Items from a data source:
....

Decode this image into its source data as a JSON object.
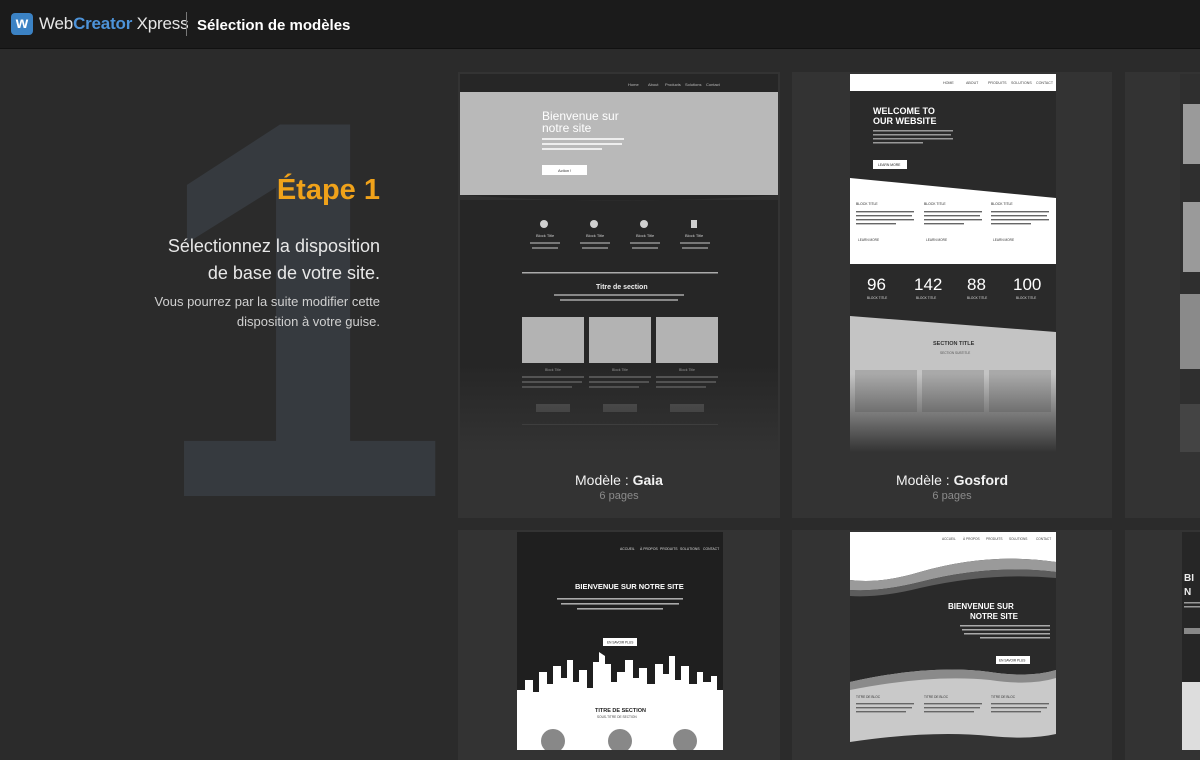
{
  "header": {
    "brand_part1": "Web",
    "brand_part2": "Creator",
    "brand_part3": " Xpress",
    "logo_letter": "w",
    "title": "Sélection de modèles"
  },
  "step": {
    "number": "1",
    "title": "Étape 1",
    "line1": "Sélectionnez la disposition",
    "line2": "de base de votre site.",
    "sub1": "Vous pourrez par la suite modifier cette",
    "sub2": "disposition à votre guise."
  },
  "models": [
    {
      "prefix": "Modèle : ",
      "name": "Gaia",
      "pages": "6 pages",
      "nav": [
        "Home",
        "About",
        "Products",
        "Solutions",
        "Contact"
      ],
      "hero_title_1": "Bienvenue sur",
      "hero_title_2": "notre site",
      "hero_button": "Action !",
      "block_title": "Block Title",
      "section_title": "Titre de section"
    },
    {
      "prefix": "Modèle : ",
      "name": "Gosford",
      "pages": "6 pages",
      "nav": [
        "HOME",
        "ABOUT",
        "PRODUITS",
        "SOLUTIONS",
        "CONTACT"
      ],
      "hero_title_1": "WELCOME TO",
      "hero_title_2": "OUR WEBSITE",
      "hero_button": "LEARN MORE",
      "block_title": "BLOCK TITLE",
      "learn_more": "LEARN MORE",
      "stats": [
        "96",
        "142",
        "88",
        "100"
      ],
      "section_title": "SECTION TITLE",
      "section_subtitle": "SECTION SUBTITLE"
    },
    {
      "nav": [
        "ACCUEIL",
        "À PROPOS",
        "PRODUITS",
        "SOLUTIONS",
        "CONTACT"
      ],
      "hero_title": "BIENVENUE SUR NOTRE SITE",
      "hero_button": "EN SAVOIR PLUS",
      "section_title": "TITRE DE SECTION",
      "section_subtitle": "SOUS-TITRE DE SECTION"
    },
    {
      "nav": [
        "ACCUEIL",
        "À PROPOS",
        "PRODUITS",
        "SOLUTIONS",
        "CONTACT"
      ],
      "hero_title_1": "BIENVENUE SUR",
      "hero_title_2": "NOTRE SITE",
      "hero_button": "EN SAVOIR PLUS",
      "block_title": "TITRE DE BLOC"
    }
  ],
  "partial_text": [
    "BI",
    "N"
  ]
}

....

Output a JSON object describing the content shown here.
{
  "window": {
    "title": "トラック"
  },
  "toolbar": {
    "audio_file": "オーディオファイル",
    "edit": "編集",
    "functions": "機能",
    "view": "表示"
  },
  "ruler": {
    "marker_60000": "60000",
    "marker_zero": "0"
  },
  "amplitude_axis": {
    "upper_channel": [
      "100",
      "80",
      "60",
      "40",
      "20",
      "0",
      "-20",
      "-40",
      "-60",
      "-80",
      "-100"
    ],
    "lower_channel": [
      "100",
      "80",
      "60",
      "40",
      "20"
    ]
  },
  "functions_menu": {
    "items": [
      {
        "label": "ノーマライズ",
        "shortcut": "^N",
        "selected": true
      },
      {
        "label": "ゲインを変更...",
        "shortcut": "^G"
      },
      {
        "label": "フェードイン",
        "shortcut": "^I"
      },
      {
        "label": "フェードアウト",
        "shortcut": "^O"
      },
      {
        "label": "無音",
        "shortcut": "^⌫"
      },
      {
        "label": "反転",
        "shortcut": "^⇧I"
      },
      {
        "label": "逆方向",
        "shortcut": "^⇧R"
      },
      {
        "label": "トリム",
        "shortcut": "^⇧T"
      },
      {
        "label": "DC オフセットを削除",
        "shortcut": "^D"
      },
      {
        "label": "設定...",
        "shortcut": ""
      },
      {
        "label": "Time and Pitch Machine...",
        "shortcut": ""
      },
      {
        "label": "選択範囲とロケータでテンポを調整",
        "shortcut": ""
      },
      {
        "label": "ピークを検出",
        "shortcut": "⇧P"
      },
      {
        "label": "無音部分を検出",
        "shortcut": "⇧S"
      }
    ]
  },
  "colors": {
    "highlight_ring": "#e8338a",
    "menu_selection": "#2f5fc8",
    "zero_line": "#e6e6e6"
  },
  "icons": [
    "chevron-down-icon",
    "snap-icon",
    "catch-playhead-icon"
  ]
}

....

§ Directions
Read the data above and pull out each line that holds the string "MORE".

§ Task solution
      "hero_button": "LEARN MORE",
      "learn_more": "LEARN MORE",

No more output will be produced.